-- start of Items --

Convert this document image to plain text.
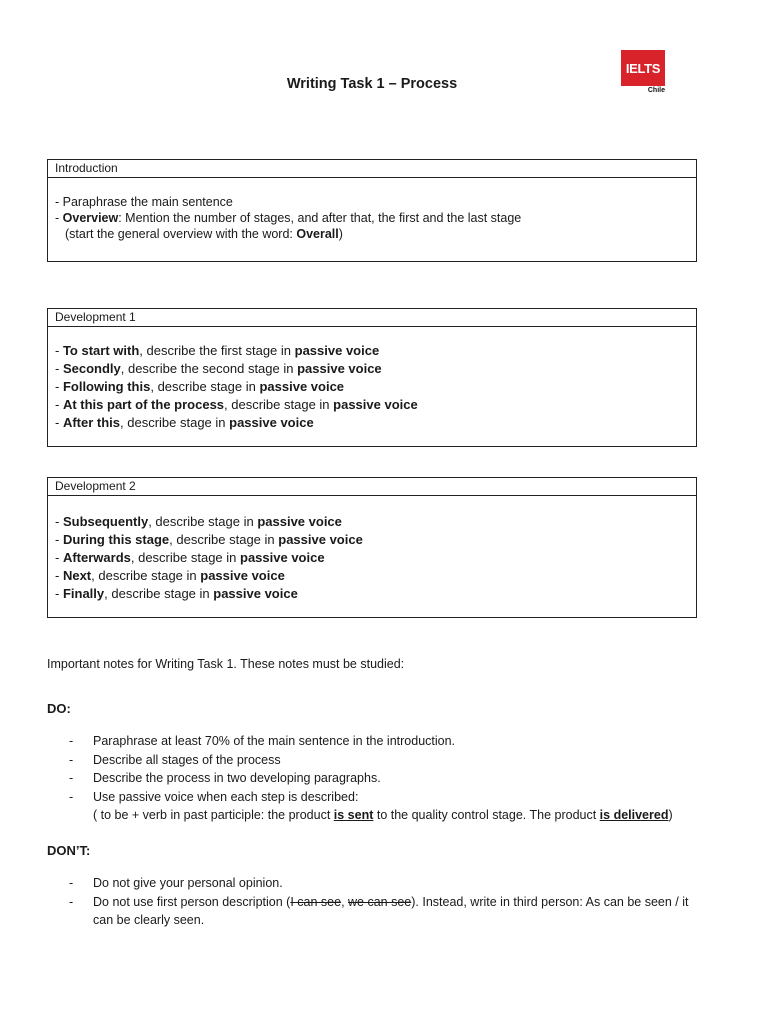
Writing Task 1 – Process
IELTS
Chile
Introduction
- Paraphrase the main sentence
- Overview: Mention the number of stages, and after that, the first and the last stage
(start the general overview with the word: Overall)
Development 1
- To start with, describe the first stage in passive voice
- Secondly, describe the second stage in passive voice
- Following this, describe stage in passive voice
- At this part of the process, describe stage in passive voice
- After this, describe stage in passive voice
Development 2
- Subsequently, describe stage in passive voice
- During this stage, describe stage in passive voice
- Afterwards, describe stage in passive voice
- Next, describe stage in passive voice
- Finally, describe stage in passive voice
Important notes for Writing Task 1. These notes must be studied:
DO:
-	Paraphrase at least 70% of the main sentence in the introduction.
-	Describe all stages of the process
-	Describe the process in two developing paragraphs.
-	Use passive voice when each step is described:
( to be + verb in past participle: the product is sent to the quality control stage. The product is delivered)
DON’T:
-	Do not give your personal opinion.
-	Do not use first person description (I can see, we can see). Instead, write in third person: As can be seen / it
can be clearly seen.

-- end of Items --

— Task to carry out —
Can you repeat every record above exactly, apart from the pictures?

— Solution below —
Convert this document image to plain text.
Writing Task 1 – Process
IELTS
Chile
Introduction
- Paraphrase the main sentence
- Overview: Mention the number of stages, and after that, the first and the last stage
(start the general overview with the word: Overall)
Development 1
- To start with, describe the first stage in passive voice
- Secondly, describe the second stage in passive voice
- Following this, describe stage in passive voice
- At this part of the process, describe stage in passive voice
- After this, describe stage in passive voice
Development 2
- Subsequently, describe stage in passive voice
- During this stage, describe stage in passive voice
- Afterwards, describe stage in passive voice
- Next, describe stage in passive voice
- Finally, describe stage in passive voice
Important notes for Writing Task 1. These notes must be studied:
DO:
-	Paraphrase at least 70% of the main sentence in the introduction.
-	Describe all stages of the process
-	Describe the process in two developing paragraphs.
-	Use passive voice when each step is described:
( to be + verb in past participle: the product is sent to the quality control stage. The product is delivered)
DON’T:
-	Do not give your personal opinion.
-	Do not use first person description (I can see, we can see). Instead, write in third person: As can be seen / it
can be clearly seen.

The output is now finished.